▸ What is being asked: Collect every line of the records below that contains the string "boxes", copying each line in full. Case counts.

▸ Annotated element entries:
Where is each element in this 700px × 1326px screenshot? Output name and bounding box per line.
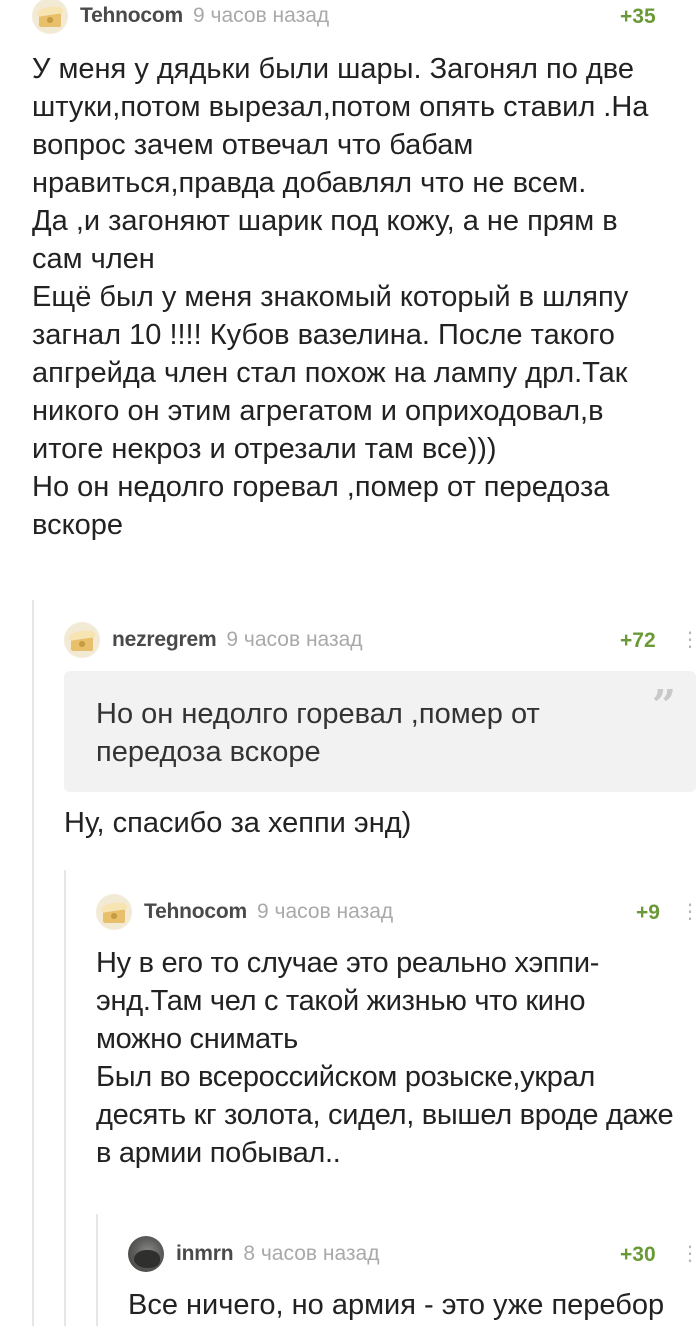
comment-2-text: Ну, спасибо за хеппи энд): [64, 807, 412, 839]
comment-2-time[interactable]: 9 часов назад: [226, 628, 362, 652]
comment-4-time[interactable]: 8 часов назад: [243, 1242, 379, 1266]
vertical-dots-icon[interactable]: ⋮: [680, 630, 700, 650]
thread-branch-line-1[interactable]: [32, 600, 34, 1326]
quote-block: Но он недолго горевал ,помер от передоза…: [64, 671, 696, 792]
comment-1-text: У меня у дядьки были шары. Загонял по дв…: [32, 53, 649, 541]
comment-3-text: Ну в его то случае это реально хэппи- эн…: [96, 947, 674, 1169]
vertical-dots-icon[interactable]: ⋮: [680, 1244, 700, 1264]
treasure-chest-avatar-icon[interactable]: [32, 0, 68, 34]
comment-4-username[interactable]: inmrn: [176, 1242, 234, 1266]
comment-1-time[interactable]: 9 часов назад: [193, 4, 329, 28]
comment-3-username[interactable]: Tehnocom: [144, 900, 247, 924]
comment-4-rating: +30: [620, 1243, 656, 1266]
quote-text: Но он недолго горевал ,помер от передоза…: [96, 698, 540, 768]
thread-branch-line-2[interactable]: [64, 870, 66, 1326]
comment-2-username[interactable]: nezregrem: [112, 628, 217, 652]
comment-4-header: inmrn 8 часов назад: [128, 1234, 380, 1274]
thread-branch-line-3[interactable]: [96, 1214, 98, 1326]
comment-3-time[interactable]: 9 часов назад: [257, 900, 393, 924]
comment-3-rating: +9: [636, 901, 660, 924]
comment-2-rating: +72: [620, 629, 656, 652]
comment-4-text: Все ничего, но армия - это уже перебор: [128, 1289, 665, 1321]
comment-1-header: Tehnocom 9 часов назад: [32, 0, 329, 36]
quote-icon: ”: [651, 681, 676, 730]
photo-avatar-icon[interactable]: [128, 1236, 164, 1272]
treasure-chest-avatar-icon[interactable]: [64, 622, 100, 658]
comment-1-username[interactable]: Tehnocom: [80, 4, 183, 28]
comment-1-rating: +35: [620, 5, 656, 28]
vertical-dots-icon[interactable]: ⋮: [680, 902, 700, 922]
comment-2-header: nezregrem 9 часов назад: [64, 620, 363, 660]
treasure-chest-avatar-icon[interactable]: [96, 894, 132, 930]
comment-3-header: Tehnocom 9 часов назад: [96, 892, 393, 932]
comment-1: Tehnocom 9 часов назад +35 У меня у дядь…: [0, 0, 700, 580]
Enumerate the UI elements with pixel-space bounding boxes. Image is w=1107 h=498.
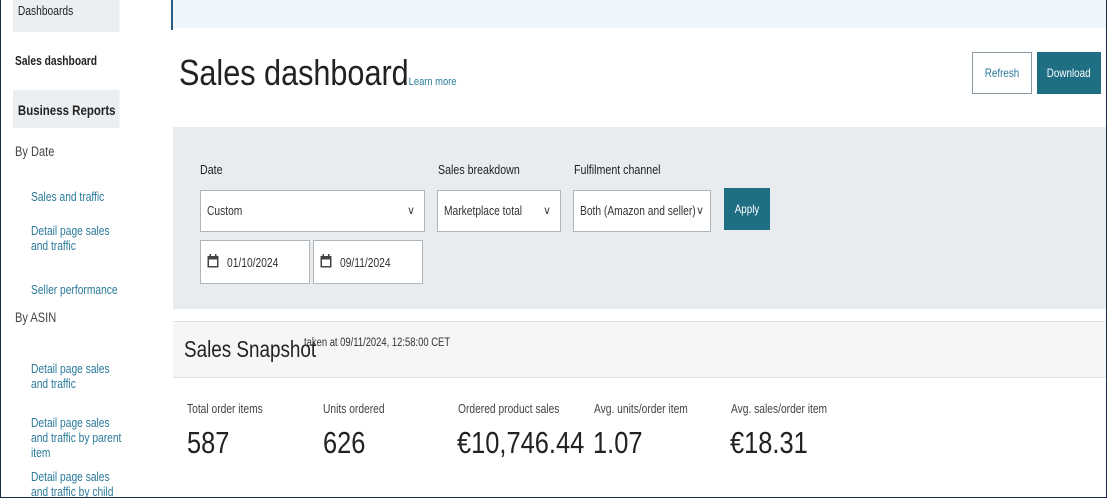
sidebar-item-sales-and-traffic[interactable]: Sales and traffic: [31, 190, 154, 205]
apply-button[interactable]: Apply: [724, 188, 770, 230]
snapshot-timestamp: taken at 09/11/2024, 12:58:00 CET: [304, 337, 451, 349]
calendar-icon: [320, 254, 332, 268]
sidebar-item-business-reports[interactable]: Business Reports: [13, 90, 120, 128]
metric-label: Avg. units/order item: [594, 402, 688, 416]
sidebar-item-sales-dashboard[interactable]: Sales dashboard: [15, 54, 97, 68]
sidebar-section-by-date: By Date: [15, 144, 55, 159]
metric-label: Avg. sales/order item: [731, 402, 828, 416]
start-date-value: 01/10/2024: [227, 256, 279, 270]
app-frame: Dashboards Sales dashboard Business Repo…: [0, 0, 1107, 498]
metric-value: 1.07: [593, 425, 643, 460]
snapshot-title: Sales Snapshot: [184, 336, 317, 362]
calendar-icon: [207, 254, 219, 268]
metric-label: Total order items: [187, 402, 263, 416]
metric-label: Units ordered: [323, 402, 385, 416]
sidebar-item-asin-detail-child[interactable]: Detail page sales and traffic by child i…: [31, 470, 125, 497]
sales-breakdown-value: Marketplace total: [444, 204, 523, 218]
refresh-button[interactable]: Refresh: [972, 52, 1032, 94]
page-title: Sales dashboardLearn more: [179, 52, 457, 93]
sales-breakdown-label: Sales breakdown: [438, 162, 520, 177]
metric-value: €10,746.44: [457, 425, 585, 460]
metric-label: Ordered product sales: [458, 402, 560, 416]
date-select[interactable]: Custom ∨: [200, 190, 425, 232]
metric-value: 626: [323, 425, 366, 460]
sidebar-item-asin-detail-page[interactable]: Detail page sales and traffic: [31, 362, 121, 392]
metric-value: €18.31: [730, 425, 808, 460]
sidebar-item-seller-performance[interactable]: Seller performance: [31, 283, 154, 298]
sidebar-item-dashboards[interactable]: Dashboards: [13, 0, 120, 32]
date-label: Date: [200, 162, 223, 177]
learn-more-link[interactable]: Learn more: [409, 76, 457, 88]
fulfilment-channel-label: Fulfilment channel: [574, 162, 661, 177]
chevron-down-icon: ∨: [542, 205, 551, 217]
end-date-input[interactable]: 09/11/2024: [313, 240, 423, 284]
top-banner: [173, 0, 1106, 28]
sidebar-item-detail-page-sales-traffic[interactable]: Detail page sales and traffic: [31, 224, 121, 254]
fulfilment-channel-value: Both (Amazon and seller): [580, 204, 696, 218]
chevron-down-icon: ∨: [695, 205, 704, 217]
sidebar-item-asin-detail-parent[interactable]: Detail page sales and traffic by parent …: [31, 416, 125, 461]
sidebar: Dashboards Sales dashboard Business Repo…: [1, 0, 158, 497]
download-button[interactable]: Download: [1037, 52, 1101, 94]
start-date-input[interactable]: 01/10/2024: [200, 240, 310, 284]
chevron-down-icon: ∨: [406, 205, 415, 217]
end-date-value: 09/11/2024: [340, 256, 391, 270]
sales-breakdown-select[interactable]: Marketplace total ∨: [437, 190, 561, 232]
sidebar-section-by-asin: By ASIN: [15, 310, 57, 325]
date-select-value: Custom: [207, 204, 243, 218]
metric-value: 587: [187, 425, 230, 460]
fulfilment-channel-select[interactable]: Both (Amazon and seller) ∨: [573, 190, 711, 232]
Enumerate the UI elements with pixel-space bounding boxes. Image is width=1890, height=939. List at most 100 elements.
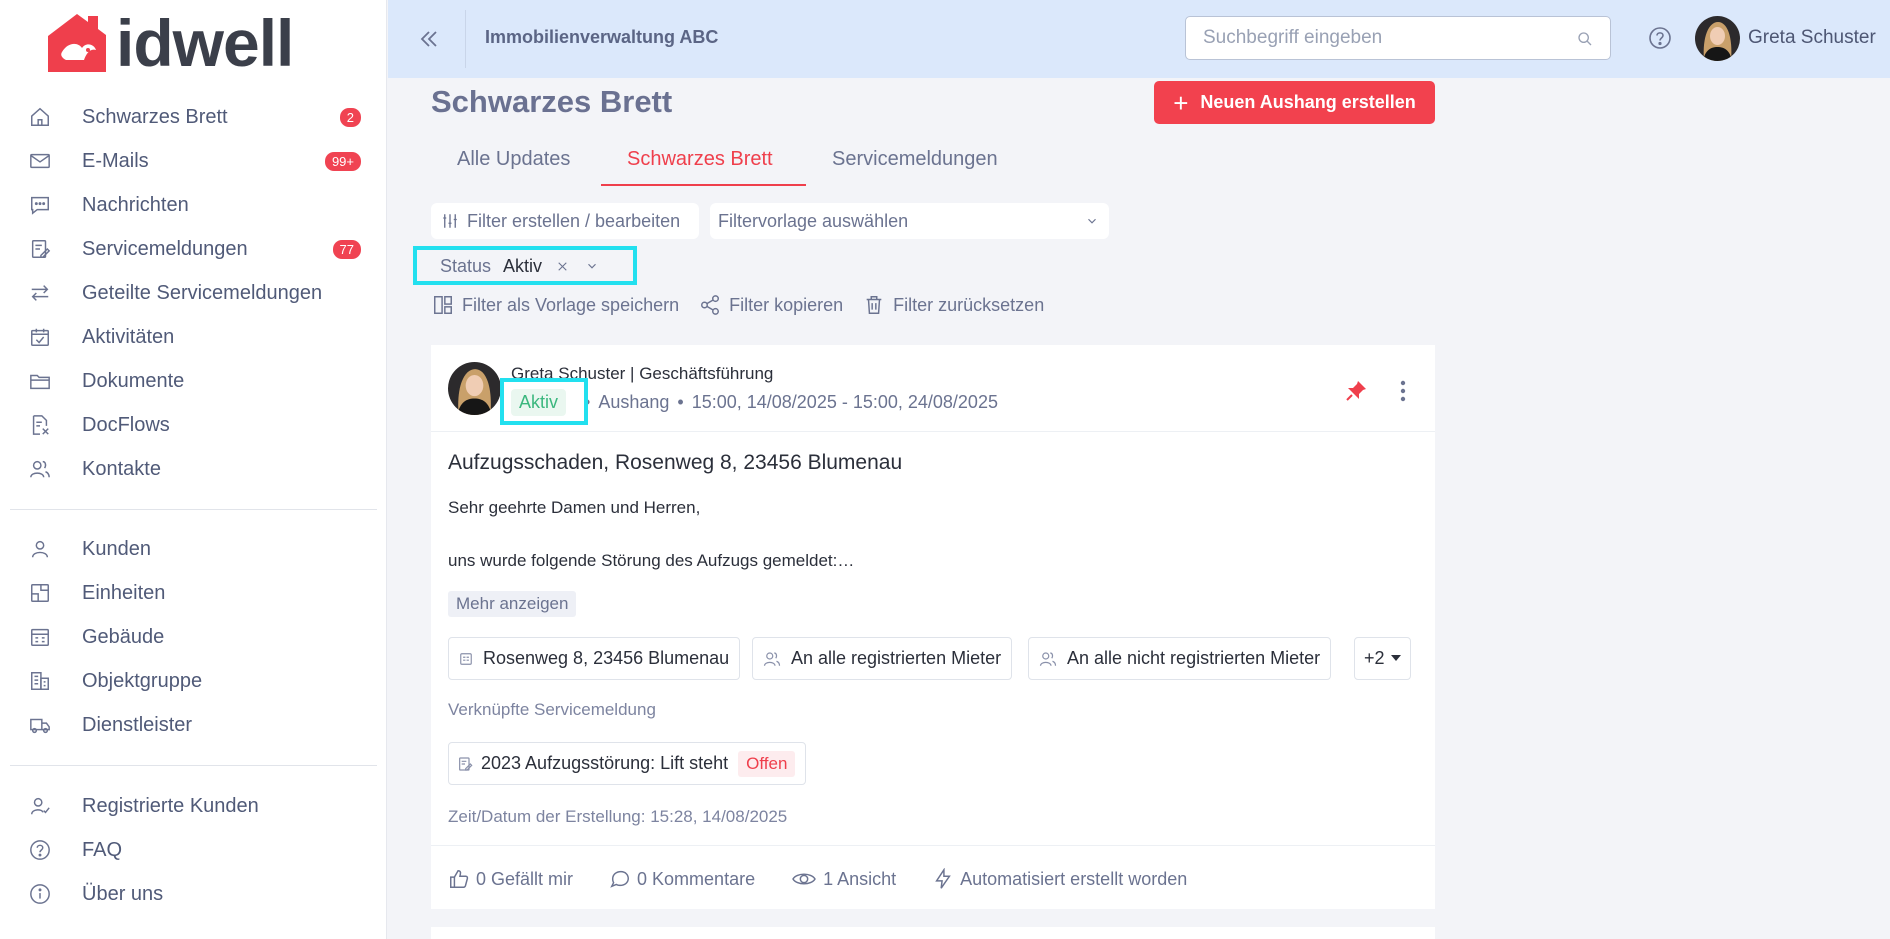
docflow-icon xyxy=(28,413,52,437)
like-button[interactable]: 0 Gefällt mir xyxy=(448,868,573,890)
sidebar-item-dokumente[interactable]: Dokumente xyxy=(0,359,387,403)
sidebar-item-label: Kontakte xyxy=(82,457,161,480)
idwell-logo[interactable]: idwell xyxy=(44,10,294,76)
sidebar-item-label: Aktivitäten xyxy=(82,325,175,348)
top-header: Immobilienverwaltung ABC Greta Schuster xyxy=(388,0,1890,78)
sidebar-item-dienstleister[interactable]: Dienstleister xyxy=(0,703,387,747)
filter-actions: Filter als Vorlage speichern Filter kopi… xyxy=(432,292,1064,318)
more-recipients-count: +2 xyxy=(1364,648,1385,668)
tab-schwarzes-brett[interactable]: Schwarzes Brett xyxy=(627,148,773,171)
recipient-pill-address[interactable]: Rosenweg 8, 23456 Blumenau xyxy=(448,637,741,680)
sidebar-item-label: Einheiten xyxy=(82,581,166,604)
sidebar-item-kunden[interactable]: Kunden xyxy=(0,527,387,571)
card-divider xyxy=(431,431,1435,432)
comment-icon xyxy=(609,868,631,890)
sidebar-item-label: E-Mails xyxy=(82,149,149,172)
sidebar-item-registrierte-kunden[interactable]: Registrierte Kunden xyxy=(0,784,387,828)
help-icon[interactable] xyxy=(1648,26,1672,50)
search-icon[interactable] xyxy=(1576,30,1594,48)
search-input[interactable] xyxy=(1186,17,1610,59)
status-filter-chip[interactable]: Status Aktiv xyxy=(421,251,632,281)
search-box[interactable] xyxy=(1185,16,1611,60)
chevron-down-icon[interactable] xyxy=(585,259,599,273)
post-meta: Aktiv • Aushang • 15:00, 14/08/2025 - 15… xyxy=(511,388,998,416)
sidebar-item-kontakte[interactable]: Kontakte xyxy=(0,447,387,491)
object-group-icon xyxy=(28,669,52,693)
show-more-button[interactable]: Mehr anzeigen xyxy=(448,591,577,617)
eye-icon xyxy=(791,868,817,890)
save-filter-template-button[interactable]: Filter als Vorlage speichern xyxy=(432,294,679,316)
sidebar-item-label: Servicemeldungen xyxy=(82,237,248,260)
sidebar-nav-main: Schwarzes Brett 2 E-Mails 99+ Nachrichte… xyxy=(0,95,387,491)
comment-count: 0 Kommentare xyxy=(637,868,756,889)
sidebar-item-emails[interactable]: E-Mails 99+ xyxy=(0,139,387,183)
sidebar: idwell Schwarzes Brett 2 E-Mails 99+ Nac… xyxy=(0,0,387,939)
notification-badge: 99+ xyxy=(324,151,361,171)
sidebar-item-objektgruppe[interactable]: Objektgruppe xyxy=(0,659,387,703)
status-badge: Offen xyxy=(738,750,796,777)
sidebar-item-aktivitaeten[interactable]: Aktivitäten xyxy=(0,315,387,359)
separator-dot: • xyxy=(584,391,591,412)
reset-filter-button[interactable]: Filter zurücksetzen xyxy=(863,294,1044,316)
more-recipients-button[interactable]: +2 xyxy=(1354,637,1411,680)
filter-edit-button[interactable]: Filter erstellen / bearbeiten xyxy=(431,203,699,239)
post-card: Greta Schuster | Geschäftsführung Aktiv … xyxy=(431,345,1435,909)
linked-report-title: 2023 Aufzugsstörung: Lift steht xyxy=(481,753,729,773)
created-timestamp: Zeit/Datum der Erstellung: 15:28, 14/08/… xyxy=(448,807,788,826)
post-author[interactable]: Greta Schuster | Geschäftsführung xyxy=(511,364,773,384)
automation-indicator: Automatisiert erstellt worden xyxy=(932,868,1187,890)
swap-arrows-icon xyxy=(28,281,52,305)
share-icon xyxy=(699,294,721,316)
new-post-button[interactable]: + Neuen Aushang erstellen xyxy=(1154,81,1435,124)
comment-button[interactable]: 0 Kommentare xyxy=(609,868,755,890)
status-filter-value: Aktiv xyxy=(503,255,543,276)
unit-icon xyxy=(28,581,52,605)
pin-icon[interactable] xyxy=(1343,378,1369,404)
close-icon[interactable] xyxy=(556,260,569,273)
sidebar-item-einheiten[interactable]: Einheiten xyxy=(0,571,387,615)
linked-report[interactable]: 2023 Aufzugsstörung: Lift steht Offen xyxy=(448,742,807,785)
copy-filter-button[interactable]: Filter kopieren xyxy=(699,294,843,316)
sidebar-item-schwarzes-brett[interactable]: Schwarzes Brett 2 xyxy=(0,95,387,139)
filter-template-placeholder: Filtervorlage auswählen xyxy=(718,210,909,231)
sidebar-item-faq[interactable]: FAQ xyxy=(0,828,387,872)
collapse-sidebar-icon[interactable] xyxy=(416,26,442,52)
notification-badge: 2 xyxy=(339,107,361,127)
tab-servicemeldungen[interactable]: Servicemeldungen xyxy=(832,148,998,171)
sidebar-item-label: Registrierte Kunden xyxy=(82,794,259,817)
views-indicator: 1 Ansicht xyxy=(791,868,896,890)
avatar[interactable] xyxy=(1695,16,1740,61)
like-count: 0 Gefällt mir xyxy=(476,868,574,889)
sidebar-item-ueber-uns[interactable]: Über uns xyxy=(0,872,387,916)
sidebar-item-gebaeude[interactable]: Gebäude xyxy=(0,615,387,659)
layout-template-icon xyxy=(432,294,454,316)
save-filter-template-label: Filter als Vorlage speichern xyxy=(462,294,680,315)
truck-icon xyxy=(28,713,52,737)
tab-alle-updates[interactable]: Alle Updates xyxy=(457,148,570,171)
sidebar-item-docflows[interactable]: DocFlows xyxy=(0,403,387,447)
calendar-check-icon xyxy=(28,325,52,349)
sidebar-item-label: Gebäude xyxy=(82,625,165,648)
sidebar-item-servicemeldungen[interactable]: Servicemeldungen 77 xyxy=(0,227,387,271)
sidebar-item-nachrichten[interactable]: Nachrichten xyxy=(0,183,387,227)
post-card xyxy=(431,927,1435,939)
filter-edit-label: Filter erstellen / bearbeiten xyxy=(467,210,681,231)
post-title[interactable]: Aufzugsschaden, Rosenweg 8, 23456 Blumen… xyxy=(448,451,902,475)
notification-badge: 77 xyxy=(332,239,361,259)
user-name[interactable]: Greta Schuster xyxy=(1748,27,1876,49)
logo-house-bird-icon xyxy=(44,12,110,74)
header-divider xyxy=(465,10,466,68)
more-options-icon[interactable] xyxy=(1396,378,1410,404)
info-icon xyxy=(28,882,52,906)
new-post-label: Neuen Aushang erstellen xyxy=(1200,92,1416,112)
separator-dot: • xyxy=(677,391,684,412)
recipient-pill-registered[interactable]: An alle registrierten Mieter xyxy=(752,637,1013,680)
filter-template-select[interactable]: Filtervorlage auswählen xyxy=(710,203,1109,239)
recipient-label: An alle nicht registrierten Mieter xyxy=(1067,648,1321,668)
sidebar-item-geteilte-servicemeldungen[interactable]: Geteilte Servicemeldungen xyxy=(0,271,387,315)
recipient-label: An alle registrierten Mieter xyxy=(791,648,1002,668)
post-period: 15:00, 14/08/2025 - 15:00, 24/08/2025 xyxy=(691,391,998,412)
recipient-pill-unregistered[interactable]: An alle nicht registrierten Mieter xyxy=(1028,637,1332,680)
status-badge: Aktiv xyxy=(511,388,567,416)
trash-icon xyxy=(863,294,885,316)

▸ Response to the exercise:
Enumerate the UI elements with pixel-space bounding boxes. Image is w=1107 h=498.
Enumerate the UI elements with pixel-space bounding boxes. Image is width=1890, height=939. List at most 100 elements.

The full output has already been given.